**Provided passage:**
===

How many people willingly go to Stormfront? Last time I ended up there was on an image match search in a murder investigation I was never paid for. Now I would have found the image on 4chan but for the sake of the investigation I'm glad the search engines index the crap in these "abandoned buildings". I was able to cut off investigation efforts down that blind alley in 4-5 hours. Took longer to image the microsd card than the searching. And "we" learned the kind of people who were being accused of murder
posted by rough ashlar at 11:21 AM on August 21


Freedom to bear arms except for nazi fascists.

2-3 weeks ago the label in the mass media for these very same people was Neo-Nazi or, heck "Republicans".

Did they change in less than a month or did the, dare I say, branding change to an unacceptable brand? Because if its a branding thing than Edward Bernays had things right about labels and branding back when his book was called Propaganda VS today's version being called Public Relations.
posted by rough ashlar at 11:29 AM on August 21 [1 favorite]


I have no problem stipulating that hate speech is bad and has no place in civil discourse. The ultimate problem with the Internet is that the whole concept of a "marketplace of ideas" completely falls apart. In old timey times you'd have to dig through weird magazine ad sections to figure out how to subscribe to an overpriced, mimeographed neo-Nazi newsletter or dial into a crappy white supremacist BBS with only two phone lines. Now we can program a bot to do the work of a million white supremacists on any social media platform you desire. With targeting you can figure out how Aryan you wanna be; maybe Aunt Nancy in Minnesota gets some dog whistling alt-right-lite while Cousin Billy Bob who rolls coal and has a Confederate flag as his avatar gets the full Monty. And bots don't have feelings, so you can just vomit up a bunch of racist garbage into any old twitter feed and prance away psychologically unharmed by any debate or exchange of ideas.

This is why the SCOTUS stuff I talked about in the EFF thread pisses me off. The SCOTUS judges are too out of touch to fully understand that computers are making mass-produced, automated speech on social media platforms. They're cheap, they don't get tired, and they don't get hurt. I truly don't think that this is what was intended by the Founding Fathers or any of the philosophers they relied on in forming their political thinking.

===

Dataset entries
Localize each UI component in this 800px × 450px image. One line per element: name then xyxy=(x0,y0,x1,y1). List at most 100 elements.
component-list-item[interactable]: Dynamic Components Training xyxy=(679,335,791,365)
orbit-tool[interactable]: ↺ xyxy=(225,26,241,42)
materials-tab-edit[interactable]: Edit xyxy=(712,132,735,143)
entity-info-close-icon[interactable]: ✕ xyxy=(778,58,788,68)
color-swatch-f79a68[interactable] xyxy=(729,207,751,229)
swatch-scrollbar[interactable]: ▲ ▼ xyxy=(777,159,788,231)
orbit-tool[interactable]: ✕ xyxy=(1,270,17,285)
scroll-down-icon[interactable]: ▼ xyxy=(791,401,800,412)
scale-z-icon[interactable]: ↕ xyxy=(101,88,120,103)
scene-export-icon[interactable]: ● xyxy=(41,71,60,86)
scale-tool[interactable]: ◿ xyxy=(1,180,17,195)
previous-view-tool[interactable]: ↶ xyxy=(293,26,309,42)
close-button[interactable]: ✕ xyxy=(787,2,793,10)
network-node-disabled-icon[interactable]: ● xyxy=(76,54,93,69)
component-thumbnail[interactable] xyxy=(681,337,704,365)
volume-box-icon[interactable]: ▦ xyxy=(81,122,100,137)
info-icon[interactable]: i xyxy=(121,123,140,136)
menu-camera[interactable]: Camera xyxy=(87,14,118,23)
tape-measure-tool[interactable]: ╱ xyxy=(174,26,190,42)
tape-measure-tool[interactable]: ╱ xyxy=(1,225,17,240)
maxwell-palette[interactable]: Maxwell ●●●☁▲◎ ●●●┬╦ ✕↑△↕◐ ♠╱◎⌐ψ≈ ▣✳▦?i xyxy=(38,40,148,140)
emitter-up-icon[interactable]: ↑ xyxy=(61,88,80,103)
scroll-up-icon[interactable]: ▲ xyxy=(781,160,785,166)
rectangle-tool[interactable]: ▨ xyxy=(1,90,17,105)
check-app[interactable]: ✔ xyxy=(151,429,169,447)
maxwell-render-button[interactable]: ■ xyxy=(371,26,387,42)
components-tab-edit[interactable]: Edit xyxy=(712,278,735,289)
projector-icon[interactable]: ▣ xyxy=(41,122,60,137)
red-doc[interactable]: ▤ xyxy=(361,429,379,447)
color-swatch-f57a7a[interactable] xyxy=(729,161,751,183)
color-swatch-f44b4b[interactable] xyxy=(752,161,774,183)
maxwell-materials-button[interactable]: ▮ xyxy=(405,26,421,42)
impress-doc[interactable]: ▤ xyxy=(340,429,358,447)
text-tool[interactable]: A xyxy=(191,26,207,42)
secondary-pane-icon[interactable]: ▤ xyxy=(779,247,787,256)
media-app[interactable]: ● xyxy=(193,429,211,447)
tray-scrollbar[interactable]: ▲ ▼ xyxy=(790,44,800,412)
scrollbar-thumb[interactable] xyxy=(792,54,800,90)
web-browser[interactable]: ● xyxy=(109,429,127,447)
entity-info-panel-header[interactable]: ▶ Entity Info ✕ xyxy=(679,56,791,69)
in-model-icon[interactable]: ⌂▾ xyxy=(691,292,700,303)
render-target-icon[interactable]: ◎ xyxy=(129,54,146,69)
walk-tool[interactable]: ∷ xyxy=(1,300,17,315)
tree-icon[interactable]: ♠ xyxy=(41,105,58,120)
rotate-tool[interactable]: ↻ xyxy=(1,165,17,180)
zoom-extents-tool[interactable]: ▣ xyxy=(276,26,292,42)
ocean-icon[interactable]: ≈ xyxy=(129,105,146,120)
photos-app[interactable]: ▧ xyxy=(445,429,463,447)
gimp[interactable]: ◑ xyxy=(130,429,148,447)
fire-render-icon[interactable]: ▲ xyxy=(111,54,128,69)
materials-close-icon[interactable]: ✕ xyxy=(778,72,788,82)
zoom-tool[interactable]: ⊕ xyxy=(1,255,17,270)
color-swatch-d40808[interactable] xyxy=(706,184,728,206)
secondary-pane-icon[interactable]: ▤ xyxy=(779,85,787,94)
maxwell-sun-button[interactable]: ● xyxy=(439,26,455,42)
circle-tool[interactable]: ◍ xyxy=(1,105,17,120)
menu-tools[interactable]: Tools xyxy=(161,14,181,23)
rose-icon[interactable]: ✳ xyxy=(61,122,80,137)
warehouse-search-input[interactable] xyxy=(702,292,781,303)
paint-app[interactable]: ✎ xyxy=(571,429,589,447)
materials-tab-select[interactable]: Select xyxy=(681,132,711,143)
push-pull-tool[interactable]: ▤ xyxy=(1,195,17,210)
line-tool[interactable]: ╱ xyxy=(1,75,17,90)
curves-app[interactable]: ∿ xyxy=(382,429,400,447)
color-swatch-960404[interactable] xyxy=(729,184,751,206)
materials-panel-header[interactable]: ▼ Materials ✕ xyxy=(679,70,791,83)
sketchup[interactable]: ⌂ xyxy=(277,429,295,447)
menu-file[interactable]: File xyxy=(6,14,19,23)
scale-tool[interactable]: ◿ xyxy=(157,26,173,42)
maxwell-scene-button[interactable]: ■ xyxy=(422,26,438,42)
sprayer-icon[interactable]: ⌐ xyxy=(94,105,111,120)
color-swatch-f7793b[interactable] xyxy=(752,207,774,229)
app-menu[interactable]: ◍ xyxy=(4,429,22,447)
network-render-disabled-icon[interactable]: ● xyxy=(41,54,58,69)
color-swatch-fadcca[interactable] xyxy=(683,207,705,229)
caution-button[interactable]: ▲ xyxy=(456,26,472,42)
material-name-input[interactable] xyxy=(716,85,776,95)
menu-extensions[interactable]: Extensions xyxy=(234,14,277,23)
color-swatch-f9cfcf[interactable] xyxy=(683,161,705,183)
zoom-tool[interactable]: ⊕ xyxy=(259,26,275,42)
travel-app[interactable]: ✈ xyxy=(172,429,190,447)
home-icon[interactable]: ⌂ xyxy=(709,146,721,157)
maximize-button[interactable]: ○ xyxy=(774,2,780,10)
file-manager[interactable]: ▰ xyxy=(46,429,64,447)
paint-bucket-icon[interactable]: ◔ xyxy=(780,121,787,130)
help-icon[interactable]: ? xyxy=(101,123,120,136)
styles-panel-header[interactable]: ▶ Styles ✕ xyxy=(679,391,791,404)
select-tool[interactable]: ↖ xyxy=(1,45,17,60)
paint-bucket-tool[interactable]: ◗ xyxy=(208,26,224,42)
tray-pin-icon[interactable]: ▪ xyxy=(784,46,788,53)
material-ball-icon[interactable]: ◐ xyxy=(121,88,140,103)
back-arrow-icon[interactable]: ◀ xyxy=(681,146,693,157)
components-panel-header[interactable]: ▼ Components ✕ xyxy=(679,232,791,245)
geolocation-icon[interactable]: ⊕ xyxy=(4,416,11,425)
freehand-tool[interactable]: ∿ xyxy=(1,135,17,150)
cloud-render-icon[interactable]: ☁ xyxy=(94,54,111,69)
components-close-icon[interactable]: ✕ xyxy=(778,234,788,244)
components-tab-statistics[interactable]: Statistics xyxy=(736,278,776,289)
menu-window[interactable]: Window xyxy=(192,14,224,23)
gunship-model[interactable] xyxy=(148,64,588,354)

===

**Brief 1:**
Answer these questions from the forum comments:
(a) How long did it take to cut off investigation efforts down the blind alley?
(b) What was Edward Bernays's book called back then?
(c) How many phone lines did the white supremacist BBS have?
**Brief 2:** Please write out the forum comments between "Freedom to bear" and "called Public Relations.", inclusive.
**Brief 3:** In the forum comments, why does the SCOTUS stuff anger the commenter? Answer in one to three sentences.

**Answer box 1:**
(a) 4-5 hours
(b) Propaganda
(c) Two

**Answer box 2:**
Freedom to bear arms except for nazi fascists.

2-3 weeks ago the label in the mass media for these very same people was Neo-Nazi or, heck "Republicans".

Did they change in less than a month or did the, dare I say, branding change to an unacceptable brand? Because if its a branding thing than Edward Bernays had things right about labels and branding back when his book was called Propaganda VS today's version being called Public Relations.

**Answer box 3:** The commenter thinks the SCOTUS judges are too out of touch to fully understand that computers are making mass-produced, automated speech on social media platforms.